===== Document passage =====

A Chinese translation is available.

Introduction

Pipeline of innovation for the Web [Lightbulb design
          credit: Freepik]

This report highlights work of consolidation, optimization and enhancement of the existing landscape, as well as innovation, incubation, and research for the growth and strength of the Web.

W3C is working on an exciting pipeline of innovations to enable the Web to scale to meet the new challenges and opportunities. The last year has brought to us an unprecedented level of innovation which is causing us to explore many new exciting topics:

  1. Recently chartered work such as the Immersive Web Working Group
  2. Recent and planned W3C workshops (including on Digital Publication Layout and Presentation (from Manga to Magazines); Permissions and User Consent)
  3. Exciting work that we're seeing taking place in W3C community groups that is on our horizon, including WebGPU Graphics, Interledger protocol, Distributed Identities, Advertising, Web of Things, Blockchain, Packaging, the future of WebApps, Artificial Intelligence and Machine Learning, etc.

Continued progress in many areas demonstrates the vitality of the W3C and the Web community. We see the maturation and further development of an incredible number of new technologies coming to the Web.

Collaboration with the WHATWG. Since December 2017, W3C and WHATWG have been exploring effective partnership mechanisms for HTML and DOM. In the recent extension of the Web Platform Working Group, we noted that while the WHATWG and the W3C continue negotiations to provide a single authoritative specification for HTML and DOM, no joint work with the WHATWG would advance on the W3C Recommendation track; we believe that having two distinct HTML and DOM specs claiming to be normative is generally harmful for the community.

  1. We see positive elements in the WHATWG changes, in particular adoption of a patent policy, of a code of conduct and the attribution license CC-BY. We've been in conversation with WHATWG to determine how we can work together in a way that maintains the enduring social values of the W3C including giving all stakeholders and the nearly 500 W3C members seats at the decision table.

=====

**Task requirements**
Can you retype the part of the W3C report that opens with the words containing "Introduction" and closes with "and User Consent)"? The items have no connection to the W3C report.

===== Dataset extract =====

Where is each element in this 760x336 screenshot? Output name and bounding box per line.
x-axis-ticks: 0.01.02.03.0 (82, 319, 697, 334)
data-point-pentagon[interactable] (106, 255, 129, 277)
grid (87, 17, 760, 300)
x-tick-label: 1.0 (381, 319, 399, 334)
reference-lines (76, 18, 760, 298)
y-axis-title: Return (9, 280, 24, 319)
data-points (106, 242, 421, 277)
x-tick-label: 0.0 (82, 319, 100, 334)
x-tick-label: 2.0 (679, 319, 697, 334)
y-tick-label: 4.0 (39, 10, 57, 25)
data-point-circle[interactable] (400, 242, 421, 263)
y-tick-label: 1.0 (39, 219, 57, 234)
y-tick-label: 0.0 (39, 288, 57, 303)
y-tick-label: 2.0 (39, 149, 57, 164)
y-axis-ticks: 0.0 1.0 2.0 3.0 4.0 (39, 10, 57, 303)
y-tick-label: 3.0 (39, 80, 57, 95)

=====

**Result for this task**
Introduction

Pipeline of innovation for the Web [Lightbulb design
          credit: Freepik]

This report highlights work of consolidation, optimization and enhancement of the existing landscape, as well as innovation, incubation, and research for the growth and strength of the Web.

W3C is working on an exciting pipeline of innovations to enable the Web to scale to meet the new challenges and opportunities. The last year has brought to us an unprecedented level of innovation which is causing us to explore many new exciting topics:

  1. Recently chartered work such as the Immersive Web Working Group
  2. Recent and planned W3C workshops (including on Digital Publication Layout and Presentation (from Manga to Magazines); Permissions and User Consent)